**Given records**
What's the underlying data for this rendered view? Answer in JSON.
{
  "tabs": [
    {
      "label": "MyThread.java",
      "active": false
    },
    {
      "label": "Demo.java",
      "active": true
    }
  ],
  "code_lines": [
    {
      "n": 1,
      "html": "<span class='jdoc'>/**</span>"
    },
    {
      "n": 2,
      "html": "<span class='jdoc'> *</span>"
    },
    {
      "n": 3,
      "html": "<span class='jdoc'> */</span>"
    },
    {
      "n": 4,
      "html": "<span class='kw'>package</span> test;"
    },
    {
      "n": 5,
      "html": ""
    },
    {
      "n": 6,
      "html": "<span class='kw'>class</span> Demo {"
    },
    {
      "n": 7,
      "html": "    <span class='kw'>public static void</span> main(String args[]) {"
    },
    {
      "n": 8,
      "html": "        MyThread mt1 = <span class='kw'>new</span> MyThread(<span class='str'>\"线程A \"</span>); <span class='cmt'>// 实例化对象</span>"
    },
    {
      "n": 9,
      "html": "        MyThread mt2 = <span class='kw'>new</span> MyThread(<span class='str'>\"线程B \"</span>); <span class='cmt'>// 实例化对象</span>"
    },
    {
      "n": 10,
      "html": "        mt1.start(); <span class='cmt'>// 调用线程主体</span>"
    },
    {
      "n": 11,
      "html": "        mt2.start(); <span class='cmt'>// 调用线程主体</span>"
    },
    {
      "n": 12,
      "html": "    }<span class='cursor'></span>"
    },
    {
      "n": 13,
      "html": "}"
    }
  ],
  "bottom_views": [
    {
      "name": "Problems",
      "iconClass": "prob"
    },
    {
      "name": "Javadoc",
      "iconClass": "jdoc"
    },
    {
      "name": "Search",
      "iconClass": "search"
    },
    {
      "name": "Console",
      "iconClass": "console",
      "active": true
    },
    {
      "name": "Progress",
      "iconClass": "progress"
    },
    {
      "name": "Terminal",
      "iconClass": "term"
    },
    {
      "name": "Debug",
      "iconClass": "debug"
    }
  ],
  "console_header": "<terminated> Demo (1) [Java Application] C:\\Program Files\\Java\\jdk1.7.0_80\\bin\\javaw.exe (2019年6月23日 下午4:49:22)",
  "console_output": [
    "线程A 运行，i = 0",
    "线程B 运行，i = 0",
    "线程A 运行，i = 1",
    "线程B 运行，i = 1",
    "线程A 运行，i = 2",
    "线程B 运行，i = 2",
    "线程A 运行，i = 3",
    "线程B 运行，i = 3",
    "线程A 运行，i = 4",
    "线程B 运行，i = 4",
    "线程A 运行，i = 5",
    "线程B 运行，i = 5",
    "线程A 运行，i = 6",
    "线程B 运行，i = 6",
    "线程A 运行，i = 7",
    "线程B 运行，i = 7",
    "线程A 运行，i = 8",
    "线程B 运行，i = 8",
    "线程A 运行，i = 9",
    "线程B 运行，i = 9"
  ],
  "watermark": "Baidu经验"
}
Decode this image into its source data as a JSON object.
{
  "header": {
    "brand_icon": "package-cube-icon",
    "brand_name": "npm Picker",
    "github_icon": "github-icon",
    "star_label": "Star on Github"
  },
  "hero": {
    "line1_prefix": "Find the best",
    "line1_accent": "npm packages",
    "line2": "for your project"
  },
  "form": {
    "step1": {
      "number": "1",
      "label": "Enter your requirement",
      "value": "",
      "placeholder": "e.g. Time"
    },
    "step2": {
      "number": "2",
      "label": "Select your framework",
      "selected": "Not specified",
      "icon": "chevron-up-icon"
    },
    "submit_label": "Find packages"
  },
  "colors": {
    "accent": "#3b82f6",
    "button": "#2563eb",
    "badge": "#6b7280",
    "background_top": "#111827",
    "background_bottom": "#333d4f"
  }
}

**Aim**
Give back the whole listing, word for word.

**The answer**
What's the underlying data for this rendered view? Answer in JSON.
{
  "tabs": [
    {
      "label": "MyThread.java",
      "active": false
    },
    {
      "label": "Demo.java",
      "active": true
    }
  ],
  "code_lines": [
    {
      "n": 1,
      "html": "<span class='jdoc'>/**</span>"
    },
    {
      "n": 2,
      "html": "<span class='jdoc'> *</span>"
    },
    {
      "n": 3,
      "html": "<span class='jdoc'> */</span>"
    },
    {
      "n": 4,
      "html": "<span class='kw'>package</span> test;"
    },
    {
      "n": 5,
      "html": ""
    },
    {
      "n": 6,
      "html": "<span class='kw'>class</span> Demo {"
    },
    {
      "n": 7,
      "html": "    <span class='kw'>public static void</span> main(String args[]) {"
    },
    {
      "n": 8,
      "html": "        MyThread mt1 = <span class='kw'>new</span> MyThread(<span class='str'>\"线程A \"</span>); <span class='cmt'>// 实例化对象</span>"
    },
    {
      "n": 9,
      "html": "        MyThread mt2 = <span class='kw'>new</span> MyThread(<span class='str'>\"线程B \"</span>); <span class='cmt'>// 实例化对象</span>"
    },
    {
      "n": 10,
      "html": "        mt1.start(); <span class='cmt'>// 调用线程主体</span>"
    },
    {
      "n": 11,
      "html": "        mt2.start(); <span class='cmt'>// 调用线程主体</span>"
    },
    {
      "n": 12,
      "html": "    }<span class='cursor'></span>"
    },
    {
      "n": 13,
      "html": "}"
    }
  ],
  "bottom_views": [
    {
      "name": "Problems",
      "iconClass": "prob"
    },
    {
      "name": "Javadoc",
      "iconClass": "jdoc"
    },
    {
      "name": "Search",
      "iconClass": "search"
    },
    {
      "name": "Console",
      "iconClass": "console",
      "active": true
    },
    {
      "name": "Progress",
      "iconClass": "progress"
    },
    {
      "name": "Terminal",
      "iconClass": "term"
    },
    {
      "name": "Debug",
      "iconClass": "debug"
    }
  ],
  "console_header": "<terminated> Demo (1) [Java Application] C:\\Program Files\\Java\\jdk1.7.0_80\\bin\\javaw.exe (2019年6月23日 下午4:49:22)",
  "console_output": [
    "线程A 运行，i = 0",
    "线程B 运行，i = 0",
    "线程A 运行，i = 1",
    "线程B 运行，i = 1",
    "线程A 运行，i = 2",
    "线程B 运行，i = 2",
    "线程A 运行，i = 3",
    "线程B 运行，i = 3",
    "线程A 运行，i = 4",
    "线程B 运行，i = 4",
    "线程A 运行，i = 5",
    "线程B 运行，i = 5",
    "线程A 运行，i = 6",
    "线程B 运行，i = 6",
    "线程A 运行，i = 7",
    "线程B 运行，i = 7",
    "线程A 运行，i = 8",
    "线程B 运行，i = 8",
    "线程A 运行，i = 9",
    "线程B 运行，i = 9"
  ],
  "watermark": "Baidu经验"
}
Decode this image into its source data as a JSON object.
{
  "header": {
    "brand_icon": "package-cube-icon",
    "brand_name": "npm Picker",
    "github_icon": "github-icon",
    "star_label": "Star on Github"
  },
  "hero": {
    "line1_prefix": "Find the best",
    "line1_accent": "npm packages",
    "line2": "for your project"
  },
  "form": {
    "step1": {
      "number": "1",
      "label": "Enter your requirement",
      "value": "",
      "placeholder": "e.g. Time"
    },
    "step2": {
      "number": "2",
      "label": "Select your framework",
      "selected": "Not specified",
      "icon": "chevron-up-icon"
    },
    "submit_label": "Find packages"
  },
  "colors": {
    "accent": "#3b82f6",
    "button": "#2563eb",
    "badge": "#6b7280",
    "background_top": "#111827",
    "background_bottom": "#333d4f"
  }
}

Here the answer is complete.